## Exercise aim
Select each line where the word "Señores" appears.

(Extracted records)
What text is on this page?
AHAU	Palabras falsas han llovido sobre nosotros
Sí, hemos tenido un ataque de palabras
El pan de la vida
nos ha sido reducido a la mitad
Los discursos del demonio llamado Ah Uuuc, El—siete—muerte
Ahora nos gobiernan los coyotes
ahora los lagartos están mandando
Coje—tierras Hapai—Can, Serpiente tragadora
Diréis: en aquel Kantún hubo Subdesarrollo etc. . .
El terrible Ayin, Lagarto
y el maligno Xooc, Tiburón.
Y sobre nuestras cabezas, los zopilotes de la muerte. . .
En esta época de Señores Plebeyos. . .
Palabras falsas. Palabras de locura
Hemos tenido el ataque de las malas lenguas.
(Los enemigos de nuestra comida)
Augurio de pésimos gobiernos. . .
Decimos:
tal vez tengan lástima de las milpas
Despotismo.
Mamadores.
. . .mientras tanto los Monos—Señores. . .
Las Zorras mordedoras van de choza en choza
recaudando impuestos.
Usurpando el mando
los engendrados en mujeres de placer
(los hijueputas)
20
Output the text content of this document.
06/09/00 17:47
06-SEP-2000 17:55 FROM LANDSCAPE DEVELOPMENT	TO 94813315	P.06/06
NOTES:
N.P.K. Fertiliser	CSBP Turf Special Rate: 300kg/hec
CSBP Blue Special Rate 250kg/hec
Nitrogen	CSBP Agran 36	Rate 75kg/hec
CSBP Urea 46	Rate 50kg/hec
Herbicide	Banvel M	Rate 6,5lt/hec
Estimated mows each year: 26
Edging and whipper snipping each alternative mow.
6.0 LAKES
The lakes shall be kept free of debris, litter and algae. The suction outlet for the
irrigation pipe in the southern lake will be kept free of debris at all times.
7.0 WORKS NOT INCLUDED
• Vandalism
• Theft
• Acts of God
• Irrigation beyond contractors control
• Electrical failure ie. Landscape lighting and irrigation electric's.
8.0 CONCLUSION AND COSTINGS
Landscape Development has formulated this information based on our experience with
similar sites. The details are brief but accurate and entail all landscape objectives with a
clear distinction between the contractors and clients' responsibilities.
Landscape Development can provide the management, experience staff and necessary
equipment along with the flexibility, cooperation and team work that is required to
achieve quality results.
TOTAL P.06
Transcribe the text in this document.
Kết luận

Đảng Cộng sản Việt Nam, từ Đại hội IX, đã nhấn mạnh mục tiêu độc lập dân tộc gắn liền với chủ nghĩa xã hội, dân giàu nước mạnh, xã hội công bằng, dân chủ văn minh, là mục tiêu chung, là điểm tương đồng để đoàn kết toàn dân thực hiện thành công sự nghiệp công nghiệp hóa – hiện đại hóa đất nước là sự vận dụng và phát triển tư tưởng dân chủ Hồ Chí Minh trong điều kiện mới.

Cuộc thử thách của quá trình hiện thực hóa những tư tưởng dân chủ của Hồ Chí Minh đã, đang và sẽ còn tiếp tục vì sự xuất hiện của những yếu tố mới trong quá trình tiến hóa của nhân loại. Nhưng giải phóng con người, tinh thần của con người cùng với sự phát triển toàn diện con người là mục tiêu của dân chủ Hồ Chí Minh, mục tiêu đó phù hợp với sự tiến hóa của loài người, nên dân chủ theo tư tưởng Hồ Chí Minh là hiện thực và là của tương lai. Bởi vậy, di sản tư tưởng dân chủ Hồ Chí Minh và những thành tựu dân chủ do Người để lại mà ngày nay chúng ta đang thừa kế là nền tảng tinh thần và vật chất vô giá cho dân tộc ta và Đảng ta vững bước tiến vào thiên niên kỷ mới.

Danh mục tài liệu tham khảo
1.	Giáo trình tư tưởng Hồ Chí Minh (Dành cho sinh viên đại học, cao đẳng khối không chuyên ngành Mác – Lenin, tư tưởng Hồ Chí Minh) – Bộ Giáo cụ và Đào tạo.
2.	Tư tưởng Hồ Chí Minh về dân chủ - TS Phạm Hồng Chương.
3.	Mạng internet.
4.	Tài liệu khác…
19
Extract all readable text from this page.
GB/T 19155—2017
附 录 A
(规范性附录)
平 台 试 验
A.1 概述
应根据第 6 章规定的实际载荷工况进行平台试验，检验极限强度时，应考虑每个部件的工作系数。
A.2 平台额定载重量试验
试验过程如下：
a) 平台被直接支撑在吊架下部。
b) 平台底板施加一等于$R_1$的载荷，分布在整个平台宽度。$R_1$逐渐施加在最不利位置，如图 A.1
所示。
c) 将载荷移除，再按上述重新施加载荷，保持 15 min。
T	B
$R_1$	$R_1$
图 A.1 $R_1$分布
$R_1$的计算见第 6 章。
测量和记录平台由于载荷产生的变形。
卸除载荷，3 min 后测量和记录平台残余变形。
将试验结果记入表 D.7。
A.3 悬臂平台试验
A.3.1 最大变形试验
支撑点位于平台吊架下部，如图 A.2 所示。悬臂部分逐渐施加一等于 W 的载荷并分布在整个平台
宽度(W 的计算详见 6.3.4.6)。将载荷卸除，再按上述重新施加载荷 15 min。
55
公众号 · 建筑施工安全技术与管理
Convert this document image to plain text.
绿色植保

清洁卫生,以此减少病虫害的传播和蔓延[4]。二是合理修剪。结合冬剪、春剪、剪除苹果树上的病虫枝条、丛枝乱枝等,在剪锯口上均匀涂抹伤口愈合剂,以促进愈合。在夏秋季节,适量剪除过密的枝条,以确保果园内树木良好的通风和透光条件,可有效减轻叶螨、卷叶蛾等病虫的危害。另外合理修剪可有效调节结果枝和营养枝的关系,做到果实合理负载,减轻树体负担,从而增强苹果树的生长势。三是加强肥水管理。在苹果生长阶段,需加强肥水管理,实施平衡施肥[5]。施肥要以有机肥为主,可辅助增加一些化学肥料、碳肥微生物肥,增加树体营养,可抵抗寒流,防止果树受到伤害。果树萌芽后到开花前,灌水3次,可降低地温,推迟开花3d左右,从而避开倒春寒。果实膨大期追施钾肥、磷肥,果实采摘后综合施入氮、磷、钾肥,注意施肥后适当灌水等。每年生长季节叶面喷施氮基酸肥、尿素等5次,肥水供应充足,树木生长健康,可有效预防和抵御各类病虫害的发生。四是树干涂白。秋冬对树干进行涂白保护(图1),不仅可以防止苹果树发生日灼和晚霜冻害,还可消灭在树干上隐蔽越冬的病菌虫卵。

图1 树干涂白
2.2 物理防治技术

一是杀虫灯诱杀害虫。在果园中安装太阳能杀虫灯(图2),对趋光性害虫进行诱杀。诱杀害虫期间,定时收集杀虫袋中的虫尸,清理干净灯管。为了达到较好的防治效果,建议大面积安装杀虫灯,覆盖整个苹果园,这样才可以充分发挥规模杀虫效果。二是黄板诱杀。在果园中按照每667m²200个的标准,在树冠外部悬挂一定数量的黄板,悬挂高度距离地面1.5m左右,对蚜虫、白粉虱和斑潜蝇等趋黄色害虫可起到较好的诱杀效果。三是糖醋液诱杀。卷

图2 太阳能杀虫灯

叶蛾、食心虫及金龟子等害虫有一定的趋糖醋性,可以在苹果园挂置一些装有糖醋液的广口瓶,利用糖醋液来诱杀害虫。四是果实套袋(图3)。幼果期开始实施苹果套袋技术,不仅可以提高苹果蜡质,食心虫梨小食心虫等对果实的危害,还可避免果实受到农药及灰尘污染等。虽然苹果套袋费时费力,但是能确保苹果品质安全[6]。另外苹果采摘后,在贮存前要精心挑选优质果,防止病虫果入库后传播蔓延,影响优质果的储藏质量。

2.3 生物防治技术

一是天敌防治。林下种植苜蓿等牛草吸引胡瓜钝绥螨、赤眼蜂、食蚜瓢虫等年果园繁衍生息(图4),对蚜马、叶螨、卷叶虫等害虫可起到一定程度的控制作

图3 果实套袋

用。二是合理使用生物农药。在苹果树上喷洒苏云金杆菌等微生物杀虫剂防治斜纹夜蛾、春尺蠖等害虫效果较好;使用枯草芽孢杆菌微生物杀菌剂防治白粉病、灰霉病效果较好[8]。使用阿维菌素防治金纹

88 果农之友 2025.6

## The completed task
En esta época de Señores Plebeyos. . .
. . .mientras tanto los Monos—Señores. . .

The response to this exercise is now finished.